**To be done:**
Print all of the data exactly.

**The input:**
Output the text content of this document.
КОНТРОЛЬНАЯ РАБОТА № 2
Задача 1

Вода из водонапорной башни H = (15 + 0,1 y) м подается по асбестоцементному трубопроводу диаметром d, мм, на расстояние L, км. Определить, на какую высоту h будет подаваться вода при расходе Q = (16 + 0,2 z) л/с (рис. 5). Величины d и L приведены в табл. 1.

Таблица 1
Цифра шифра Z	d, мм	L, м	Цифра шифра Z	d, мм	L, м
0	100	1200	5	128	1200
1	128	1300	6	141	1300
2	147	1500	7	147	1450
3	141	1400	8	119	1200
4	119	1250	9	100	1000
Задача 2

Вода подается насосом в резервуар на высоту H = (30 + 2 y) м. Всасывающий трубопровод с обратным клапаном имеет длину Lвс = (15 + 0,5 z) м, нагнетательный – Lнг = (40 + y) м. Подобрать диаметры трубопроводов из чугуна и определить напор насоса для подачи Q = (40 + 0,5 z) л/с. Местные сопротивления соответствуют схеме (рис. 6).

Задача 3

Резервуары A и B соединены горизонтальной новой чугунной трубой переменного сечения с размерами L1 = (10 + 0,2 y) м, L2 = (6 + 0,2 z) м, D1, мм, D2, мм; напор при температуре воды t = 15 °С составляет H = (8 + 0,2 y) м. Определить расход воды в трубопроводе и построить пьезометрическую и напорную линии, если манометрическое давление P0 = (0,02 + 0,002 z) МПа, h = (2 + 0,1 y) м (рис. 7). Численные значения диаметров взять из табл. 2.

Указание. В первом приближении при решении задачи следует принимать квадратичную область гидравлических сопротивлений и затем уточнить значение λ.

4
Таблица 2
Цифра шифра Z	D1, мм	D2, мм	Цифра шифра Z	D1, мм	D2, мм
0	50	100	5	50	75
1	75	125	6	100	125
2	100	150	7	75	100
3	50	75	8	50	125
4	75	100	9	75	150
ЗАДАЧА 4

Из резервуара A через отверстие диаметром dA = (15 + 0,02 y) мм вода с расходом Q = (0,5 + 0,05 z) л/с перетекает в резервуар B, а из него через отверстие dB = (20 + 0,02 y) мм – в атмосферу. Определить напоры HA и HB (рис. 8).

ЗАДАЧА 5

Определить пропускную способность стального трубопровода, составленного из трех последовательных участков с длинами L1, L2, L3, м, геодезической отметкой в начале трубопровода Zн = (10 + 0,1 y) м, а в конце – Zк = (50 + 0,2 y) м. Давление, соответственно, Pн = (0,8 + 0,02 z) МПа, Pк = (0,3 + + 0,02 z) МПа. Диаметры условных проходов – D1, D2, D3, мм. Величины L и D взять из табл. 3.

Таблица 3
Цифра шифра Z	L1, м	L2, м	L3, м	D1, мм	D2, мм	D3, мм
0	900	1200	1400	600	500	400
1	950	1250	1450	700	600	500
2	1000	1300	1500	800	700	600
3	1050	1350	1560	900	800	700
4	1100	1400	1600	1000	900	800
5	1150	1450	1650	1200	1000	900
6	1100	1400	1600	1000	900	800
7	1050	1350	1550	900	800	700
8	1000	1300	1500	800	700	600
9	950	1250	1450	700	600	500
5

**The completed task:**
Output the text content of this document.
КОНТРОЛЬНАЯ РАБОТА № 2
Задача 1

Вода из водонапорной башни H = (15 + 0,1 y) м подается по асбестоцементному трубопроводу диаметром d, мм, на расстояние L, км. Определить, на какую высоту h будет подаваться вода при расходе Q = (16 + 0,2 z) л/с (рис. 5). Величины d и L приведены в табл. 1.

Таблица 1
Цифра шифра Z	d, мм	L, м	Цифра шифра Z	d, мм	L, м
0	100	1200	5	128	1200
1	128	1300	6	141	1300
2	147	1500	7	147	1450
3	141	1400	8	119	1200
4	119	1250	9	100	1000
Задача 2

Вода подается насосом в резервуар на высоту H = (30 + 2 y) м. Всасывающий трубопровод с обратным клапаном имеет длину Lвс = (15 + 0,5 z) м, нагнетательный – Lнг = (40 + y) м. Подобрать диаметры трубопроводов из чугуна и определить напор насоса для подачи Q = (40 + 0,5 z) л/с. Местные сопротивления соответствуют схеме (рис. 6).

Задача 3

Резервуары A и B соединены горизонтальной новой чугунной трубой переменного сечения с размерами L1 = (10 + 0,2 y) м, L2 = (6 + 0,2 z) м, D1, мм, D2, мм; напор при температуре воды t = 15 °С составляет H = (8 + 0,2 y) м. Определить расход воды в трубопроводе и построить пьезометрическую и напорную линии, если манометрическое давление P0 = (0,02 + 0,002 z) МПа, h = (2 + 0,1 y) м (рис. 7). Численные значения диаметров взять из табл. 2.

Указание. В первом приближении при решении задачи следует принимать квадратичную область гидравлических сопротивлений и затем уточнить значение λ.

4
Таблица 2
Цифра шифра Z	D1, мм	D2, мм	Цифра шифра Z	D1, мм	D2, мм
0	50	100	5	50	75
1	75	125	6	100	125
2	100	150	7	75	100
3	50	75	8	50	125
4	75	100	9	75	150
ЗАДАЧА 4

Из резервуара A через отверстие диаметром dA = (15 + 0,02 y) мм вода с расходом Q = (0,5 + 0,05 z) л/с перетекает в резервуар B, а из него через отверстие dB = (20 + 0,02 y) мм – в атмосферу. Определить напоры HA и HB (рис. 8).

ЗАДАЧА 5

Определить пропускную способность стального трубопровода, составленного из трех последовательных участков с длинами L1, L2, L3, м, геодезической отметкой в начале трубопровода Zн = (10 + 0,1 y) м, а в конце – Zк = (50 + 0,2 y) м. Давление, соответственно, Pн = (0,8 + 0,02 z) МПа, Pк = (0,3 + + 0,02 z) МПа. Диаметры условных проходов – D1, D2, D3, мм. Величины L и D взять из табл. 3.

Таблица 3
Цифра шифра Z	L1, м	L2, м	L3, м	D1, мм	D2, мм	D3, мм
0	900	1200	1400	600	500	400
1	950	1250	1450	700	600	500
2	1000	1300	1500	800	700	600
3	1050	1350	1560	900	800	700
4	1100	1400	1600	1000	900	800
5	1150	1450	1650	1200	1000	900
6	1100	1400	1600	1000	900	800
7	1050	1350	1550	900	800	700
8	1000	1300	1500	800	700	600
9	950	1250	1450	700	600	500
5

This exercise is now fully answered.